§ Exercise:
From the entries below, work out the number of lines that hold the word "page", and give that number alone.

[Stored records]
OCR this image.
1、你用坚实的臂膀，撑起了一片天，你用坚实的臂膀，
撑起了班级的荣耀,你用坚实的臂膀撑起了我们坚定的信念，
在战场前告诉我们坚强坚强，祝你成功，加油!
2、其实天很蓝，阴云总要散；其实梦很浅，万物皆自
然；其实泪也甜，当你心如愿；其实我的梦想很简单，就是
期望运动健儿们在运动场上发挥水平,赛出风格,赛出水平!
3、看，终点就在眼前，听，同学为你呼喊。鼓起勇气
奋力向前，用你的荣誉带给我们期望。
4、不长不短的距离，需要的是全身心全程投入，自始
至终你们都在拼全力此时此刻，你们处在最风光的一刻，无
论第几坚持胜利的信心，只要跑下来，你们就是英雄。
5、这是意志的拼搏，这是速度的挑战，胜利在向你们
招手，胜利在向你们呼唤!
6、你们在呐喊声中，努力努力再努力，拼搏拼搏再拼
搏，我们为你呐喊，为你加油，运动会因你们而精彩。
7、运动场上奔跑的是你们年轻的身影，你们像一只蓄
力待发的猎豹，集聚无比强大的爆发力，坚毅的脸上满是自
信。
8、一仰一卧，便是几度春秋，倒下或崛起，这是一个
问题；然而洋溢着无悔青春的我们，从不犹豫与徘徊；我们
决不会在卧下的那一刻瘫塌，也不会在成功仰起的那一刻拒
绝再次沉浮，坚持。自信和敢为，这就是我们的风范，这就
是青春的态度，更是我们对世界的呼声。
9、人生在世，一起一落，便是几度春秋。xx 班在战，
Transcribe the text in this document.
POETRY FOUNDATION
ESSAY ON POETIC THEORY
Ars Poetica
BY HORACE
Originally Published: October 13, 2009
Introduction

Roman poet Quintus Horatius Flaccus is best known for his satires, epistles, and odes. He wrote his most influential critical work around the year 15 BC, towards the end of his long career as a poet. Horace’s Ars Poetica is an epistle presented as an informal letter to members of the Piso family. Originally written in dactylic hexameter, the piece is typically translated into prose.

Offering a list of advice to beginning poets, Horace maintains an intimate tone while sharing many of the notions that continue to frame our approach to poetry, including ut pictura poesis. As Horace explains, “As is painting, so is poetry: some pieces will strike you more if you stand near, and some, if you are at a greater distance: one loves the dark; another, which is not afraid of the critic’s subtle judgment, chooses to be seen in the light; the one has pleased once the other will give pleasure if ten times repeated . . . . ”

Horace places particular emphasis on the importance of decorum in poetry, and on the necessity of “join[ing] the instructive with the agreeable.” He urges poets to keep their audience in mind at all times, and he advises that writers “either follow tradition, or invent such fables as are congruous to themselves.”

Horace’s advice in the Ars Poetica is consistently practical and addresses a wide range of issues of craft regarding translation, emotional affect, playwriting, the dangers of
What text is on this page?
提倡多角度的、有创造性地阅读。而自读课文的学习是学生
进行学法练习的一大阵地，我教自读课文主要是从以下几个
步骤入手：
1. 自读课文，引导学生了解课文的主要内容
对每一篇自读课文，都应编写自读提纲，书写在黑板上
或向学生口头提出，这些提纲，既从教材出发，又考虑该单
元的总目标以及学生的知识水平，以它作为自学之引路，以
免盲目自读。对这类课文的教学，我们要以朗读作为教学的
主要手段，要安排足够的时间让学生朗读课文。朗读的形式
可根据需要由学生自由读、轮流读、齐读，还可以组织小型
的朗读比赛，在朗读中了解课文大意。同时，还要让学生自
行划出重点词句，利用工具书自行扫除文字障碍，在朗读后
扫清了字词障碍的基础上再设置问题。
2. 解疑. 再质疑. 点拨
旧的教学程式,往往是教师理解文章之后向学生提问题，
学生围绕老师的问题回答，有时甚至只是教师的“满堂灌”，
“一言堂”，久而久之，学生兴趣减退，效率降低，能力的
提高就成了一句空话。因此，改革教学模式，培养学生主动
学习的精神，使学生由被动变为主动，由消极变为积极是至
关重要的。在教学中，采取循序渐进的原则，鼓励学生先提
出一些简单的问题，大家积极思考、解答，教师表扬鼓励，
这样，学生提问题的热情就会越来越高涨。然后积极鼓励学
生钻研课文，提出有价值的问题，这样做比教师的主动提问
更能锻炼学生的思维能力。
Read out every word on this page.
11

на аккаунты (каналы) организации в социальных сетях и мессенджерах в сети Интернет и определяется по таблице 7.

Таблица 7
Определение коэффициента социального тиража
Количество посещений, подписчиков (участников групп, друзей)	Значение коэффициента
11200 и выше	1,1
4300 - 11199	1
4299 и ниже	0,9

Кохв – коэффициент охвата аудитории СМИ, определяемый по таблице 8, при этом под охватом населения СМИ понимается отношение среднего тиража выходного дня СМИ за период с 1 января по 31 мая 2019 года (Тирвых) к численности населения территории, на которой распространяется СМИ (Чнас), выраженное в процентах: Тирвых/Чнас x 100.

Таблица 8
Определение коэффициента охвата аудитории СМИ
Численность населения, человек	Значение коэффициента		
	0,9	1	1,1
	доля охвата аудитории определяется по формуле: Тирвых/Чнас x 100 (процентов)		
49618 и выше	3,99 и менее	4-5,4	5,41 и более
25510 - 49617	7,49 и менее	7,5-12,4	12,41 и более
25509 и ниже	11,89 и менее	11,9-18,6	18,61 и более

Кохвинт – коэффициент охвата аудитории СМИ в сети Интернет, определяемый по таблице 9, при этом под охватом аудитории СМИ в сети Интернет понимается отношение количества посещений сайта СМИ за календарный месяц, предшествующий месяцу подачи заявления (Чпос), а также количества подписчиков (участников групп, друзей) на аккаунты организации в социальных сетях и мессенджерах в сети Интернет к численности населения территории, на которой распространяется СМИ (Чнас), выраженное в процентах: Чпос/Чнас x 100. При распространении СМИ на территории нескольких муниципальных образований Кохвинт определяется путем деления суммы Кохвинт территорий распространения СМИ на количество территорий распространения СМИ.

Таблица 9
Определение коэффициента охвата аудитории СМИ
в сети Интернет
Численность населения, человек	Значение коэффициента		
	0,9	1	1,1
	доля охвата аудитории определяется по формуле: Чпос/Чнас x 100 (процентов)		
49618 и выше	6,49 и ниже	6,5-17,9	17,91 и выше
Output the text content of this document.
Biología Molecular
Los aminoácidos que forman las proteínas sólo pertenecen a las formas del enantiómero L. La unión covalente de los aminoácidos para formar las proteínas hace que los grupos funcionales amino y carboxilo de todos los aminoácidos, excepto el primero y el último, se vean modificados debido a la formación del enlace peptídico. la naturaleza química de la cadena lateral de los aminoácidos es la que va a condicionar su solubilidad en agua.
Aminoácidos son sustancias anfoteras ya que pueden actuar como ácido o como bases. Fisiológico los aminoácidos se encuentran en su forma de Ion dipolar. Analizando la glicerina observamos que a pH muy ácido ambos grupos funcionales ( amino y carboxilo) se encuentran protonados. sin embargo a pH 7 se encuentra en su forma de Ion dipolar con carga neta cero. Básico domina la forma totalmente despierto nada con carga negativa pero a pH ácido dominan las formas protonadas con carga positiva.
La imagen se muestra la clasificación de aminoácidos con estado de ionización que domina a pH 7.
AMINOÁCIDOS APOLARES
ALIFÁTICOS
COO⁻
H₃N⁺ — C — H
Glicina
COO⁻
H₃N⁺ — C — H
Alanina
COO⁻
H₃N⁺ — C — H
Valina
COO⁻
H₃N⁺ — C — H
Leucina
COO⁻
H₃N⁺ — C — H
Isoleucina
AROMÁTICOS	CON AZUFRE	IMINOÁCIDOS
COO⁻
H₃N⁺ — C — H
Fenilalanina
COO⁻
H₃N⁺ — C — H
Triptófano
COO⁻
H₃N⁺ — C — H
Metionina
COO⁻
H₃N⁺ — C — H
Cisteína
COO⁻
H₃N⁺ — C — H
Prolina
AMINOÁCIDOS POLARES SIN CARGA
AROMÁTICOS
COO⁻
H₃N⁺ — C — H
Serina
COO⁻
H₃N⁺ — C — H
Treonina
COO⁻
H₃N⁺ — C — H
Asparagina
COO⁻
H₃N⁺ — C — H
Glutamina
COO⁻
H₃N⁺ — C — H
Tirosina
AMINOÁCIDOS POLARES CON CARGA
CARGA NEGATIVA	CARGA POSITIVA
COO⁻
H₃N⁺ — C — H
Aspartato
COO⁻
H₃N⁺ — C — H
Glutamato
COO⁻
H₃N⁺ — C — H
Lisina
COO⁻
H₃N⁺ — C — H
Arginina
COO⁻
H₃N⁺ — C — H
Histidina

§ Final result:
2